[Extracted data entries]
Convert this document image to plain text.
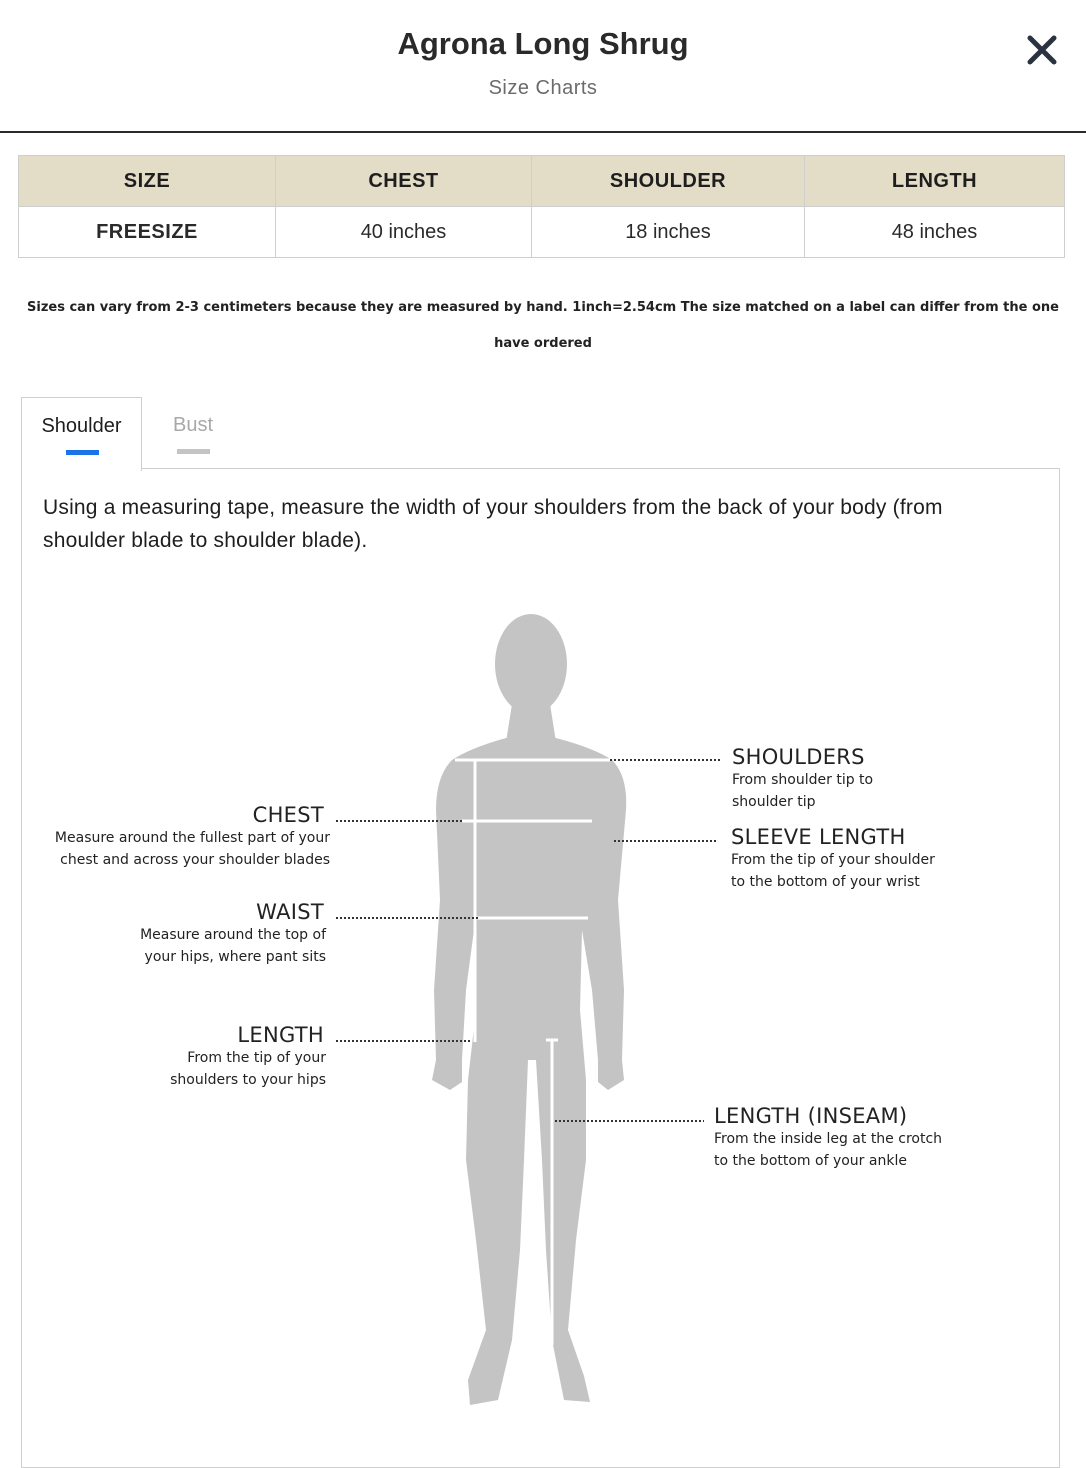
Agrona Long Shrug
Size Charts
SIZE	CHEST	SHOULDER	LENGTH
FREESIZE	40 inches	18 inches	48 inches
Sizes can vary from 2-3 centimeters because they are measured by hand. 1inch=2.54cm The size matched on a label can differ from the one have ordered
Shoulder	Bust
Using a measuring tape, measure the width of your shoulders from the back of your body (from shoulder blade to shoulder blade).
CHEST
Measure around the fullest part of your
chest and across your shoulder blades
WAIST
Measure around the top of
your hips, where pant sits
LENGTH
From the tip of your
shoulders to your hips
SHOULDERS
From shoulder tip to
shoulder tip
SLEEVE LENGTH
From the tip of your shoulder
to the bottom of your wrist
LENGTH (INSEAM)
From the inside leg at the crotch
to the bottom of your ankle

**WHAT IS ASKED:** Restate the data above exactly, stripping out each image.

**WRITTEN RESPONSE:**
Convert this document image to plain text.
Agrona Long Shrug
Size Charts
SIZE	CHEST	SHOULDER	LENGTH
FREESIZE	40 inches	18 inches	48 inches
Sizes can vary from 2-3 centimeters because they are measured by hand. 1inch=2.54cm The size matched on a label can differ from the one have ordered
Shoulder	Bust
Using a measuring tape, measure the width of your shoulders from the back of your body (from shoulder blade to shoulder blade).
CHEST
Measure around the fullest part of your
chest and across your shoulder blades
WAIST
Measure around the top of
your hips, where pant sits
LENGTH
From the tip of your
shoulders to your hips
SHOULDERS
From shoulder tip to
shoulder tip
SLEEVE LENGTH
From the tip of your shoulder
to the bottom of your wrist
LENGTH (INSEAM)
From the inside leg at the crotch
to the bottom of your ankle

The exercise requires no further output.